## start Record excerpts

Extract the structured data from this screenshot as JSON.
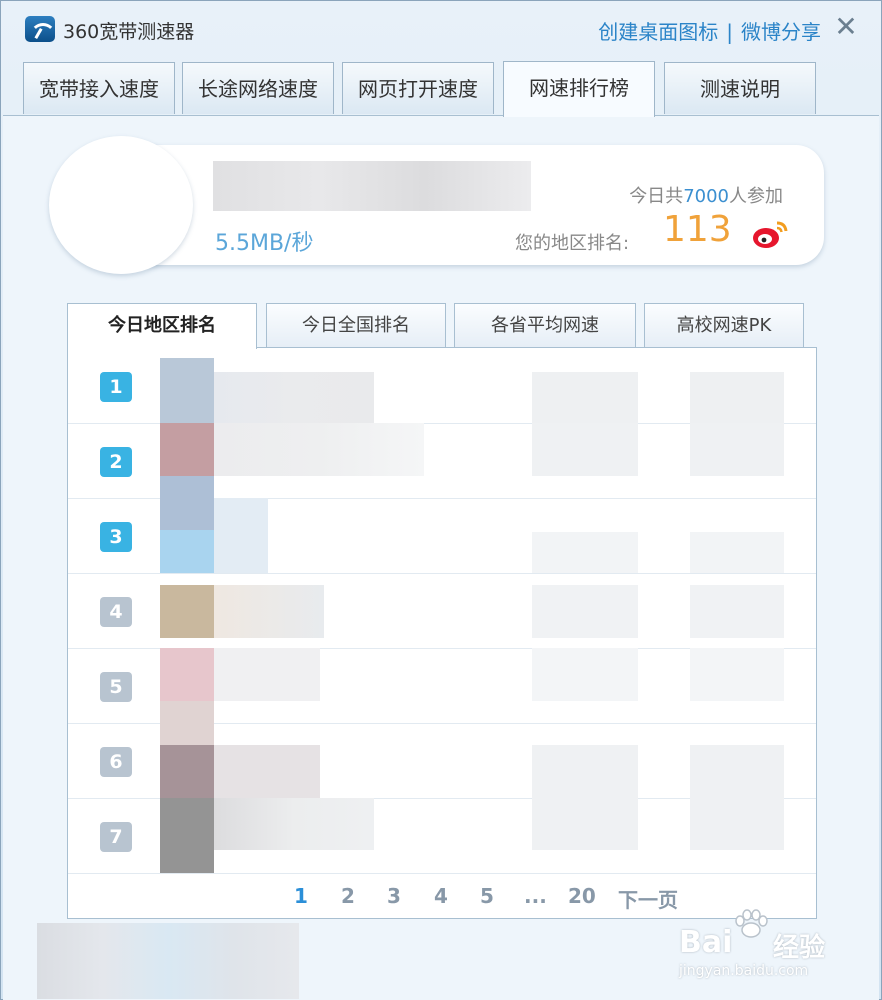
{
  "titlebar": {
    "app_name": "360宽带测速器",
    "link_desktop_icon": "创建桌面图标",
    "separator": "|",
    "link_weibo_share": "微博分享",
    "close_glyph": "✕"
  },
  "main_tabs": [
    {
      "label": "宽带接入速度"
    },
    {
      "label": "长途网络速度"
    },
    {
      "label": "网页打开速度"
    },
    {
      "label": "网速排行榜",
      "active": true
    },
    {
      "label": "测速说明"
    }
  ],
  "summary": {
    "speed": "5.5MB/秒",
    "participants_prefix": "今日共",
    "participants_count": "7000",
    "participants_suffix": "人参加",
    "rank_label": "您的地区排名:",
    "rank_value": "113"
  },
  "ranking_tabs": [
    {
      "label": "今日地区排名",
      "active": true
    },
    {
      "label": "今日全国排名"
    },
    {
      "label": "各省平均网速"
    },
    {
      "label": "高校网速PK"
    }
  ],
  "ranking_rows": [
    {
      "rank": "1",
      "tier": "top"
    },
    {
      "rank": "2",
      "tier": "top"
    },
    {
      "rank": "3",
      "tier": "top"
    },
    {
      "rank": "4",
      "tier": "rest"
    },
    {
      "rank": "5",
      "tier": "rest"
    },
    {
      "rank": "6",
      "tier": "rest"
    },
    {
      "rank": "7",
      "tier": "rest"
    }
  ],
  "pagination": {
    "pages": [
      "1",
      "2",
      "3",
      "4",
      "5",
      "...",
      "20"
    ],
    "current": "1",
    "next_label": "下一页"
  },
  "watermark": {
    "brand": "Bai",
    "brand_suffix": "经验",
    "url": "jingyan.baidu.com"
  },
  "colors": {
    "accent": "#2b84c8",
    "rank_orange": "#f0a23a",
    "badge_top": "#39b3e3",
    "badge_rest": "#b8c4d0"
  }
}
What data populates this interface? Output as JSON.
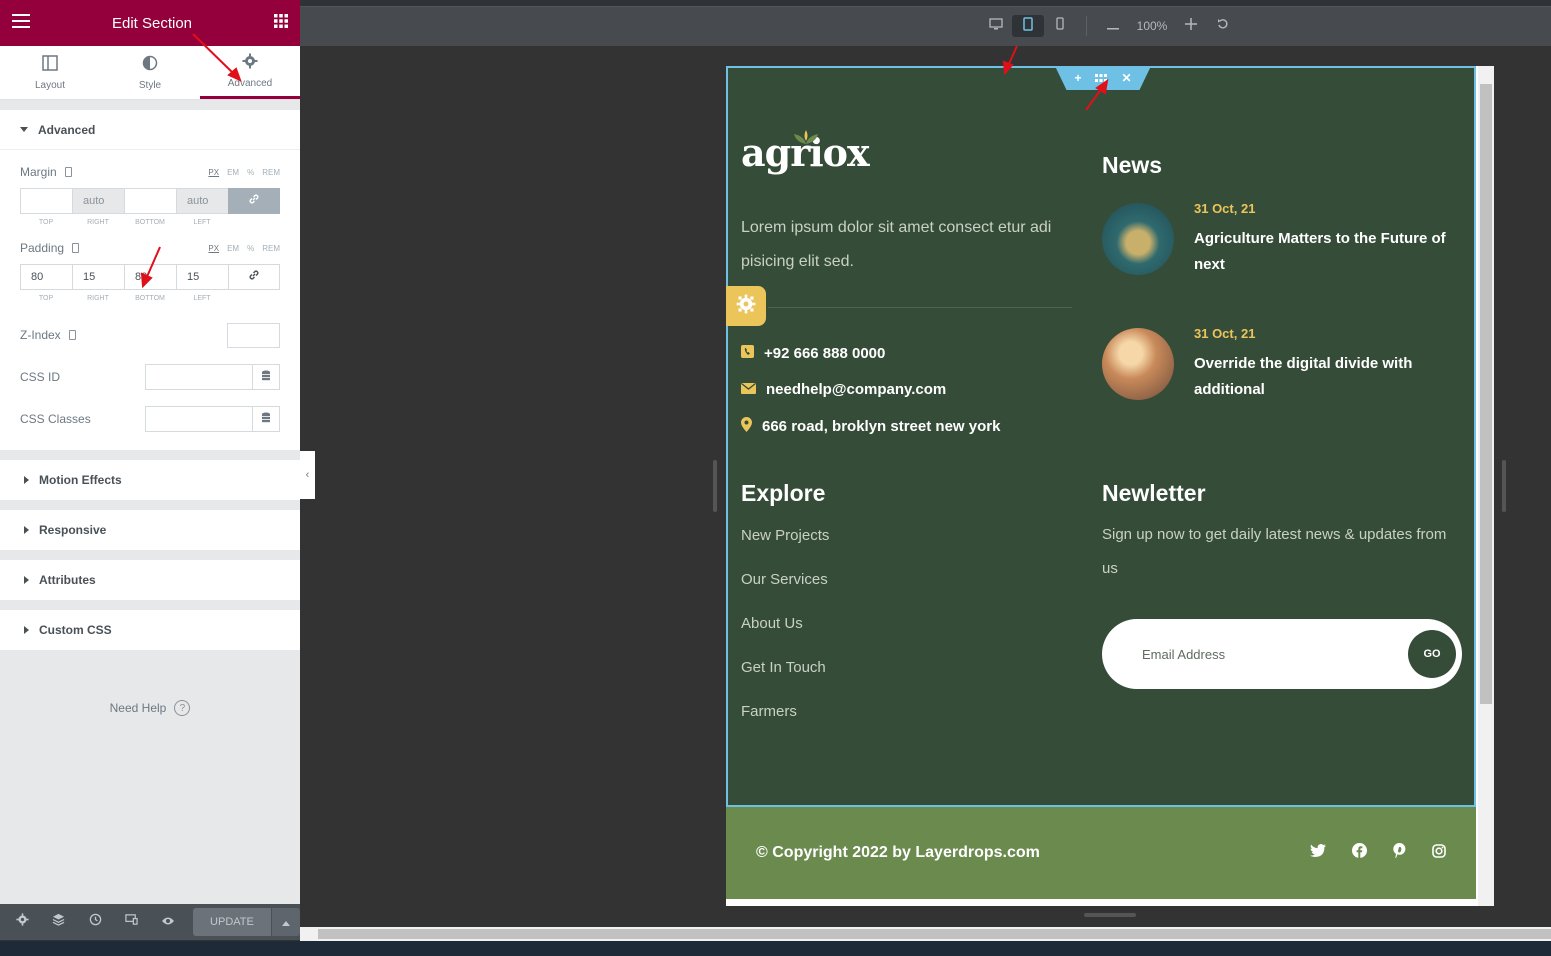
{
  "panel": {
    "title": "Edit Section",
    "tabs": [
      {
        "label": "Layout",
        "icon": "layout-icon"
      },
      {
        "label": "Style",
        "icon": "style-icon"
      },
      {
        "label": "Advanced",
        "icon": "gear-icon"
      }
    ],
    "advanced": {
      "heading": "Advanced",
      "units": [
        "PX",
        "EM",
        "%",
        "REM"
      ],
      "margin": {
        "label": "Margin",
        "top": "",
        "right": "auto",
        "bottom": "",
        "left": "auto"
      },
      "padding": {
        "label": "Padding",
        "top": "80",
        "right": "15",
        "bottom": "80",
        "left": "15"
      },
      "dim_labels": [
        "TOP",
        "RIGHT",
        "BOTTOM",
        "LEFT"
      ],
      "z_index_label": "Z-Index",
      "css_id_label": "CSS ID",
      "css_classes_label": "CSS Classes"
    },
    "collapsed_sections": [
      "Motion Effects",
      "Responsive",
      "Attributes",
      "Custom CSS"
    ],
    "need_help": "Need Help",
    "update_label": "UPDATE"
  },
  "toolbar": {
    "zoom": "100%"
  },
  "preview": {
    "logo": "agriox",
    "about": "Lorem ipsum dolor sit amet consect etur adi pisicing elit sed.",
    "contacts": [
      {
        "icon": "phone-icon",
        "text": "+92 666 888 0000"
      },
      {
        "icon": "envelope-icon",
        "text": "needhelp@company.com"
      },
      {
        "icon": "map-pin-icon",
        "text": "666 road, broklyn street new york"
      }
    ],
    "news_title": "News",
    "news": [
      {
        "date": "31 Oct, 21",
        "title": "Agriculture Matters to the Future of next"
      },
      {
        "date": "31 Oct, 21",
        "title": "Override the digital divide with additional"
      }
    ],
    "explore_title": "Explore",
    "explore_links": [
      "New Projects",
      "Our Services",
      "About Us",
      "Get In Touch",
      "Farmers"
    ],
    "newsletter_title": "Newletter",
    "newsletter_text": "Sign up now to get daily latest news & updates from us",
    "email_placeholder": "Email Address",
    "go_label": "GO",
    "copyright": "© Copyright 2022 by Layerdrops.com",
    "socials": [
      "twitter-icon",
      "facebook-icon",
      "pinterest-icon",
      "instagram-icon"
    ]
  },
  "colors": {
    "editor_accent": "#93003c",
    "footer_bg": "#354c38",
    "copyright_bg": "#6b8a4e",
    "highlight_yellow": "#ecc55a",
    "selection_blue": "#6ec1e4"
  }
}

## end Record excerpts

> **What this task involves**
Only lines with the string "data" belong in your answer; copy each one.

> **Problem solution**
Extract the structured data from this screenshot as JSON.
What data populates this interface? Output as JSON.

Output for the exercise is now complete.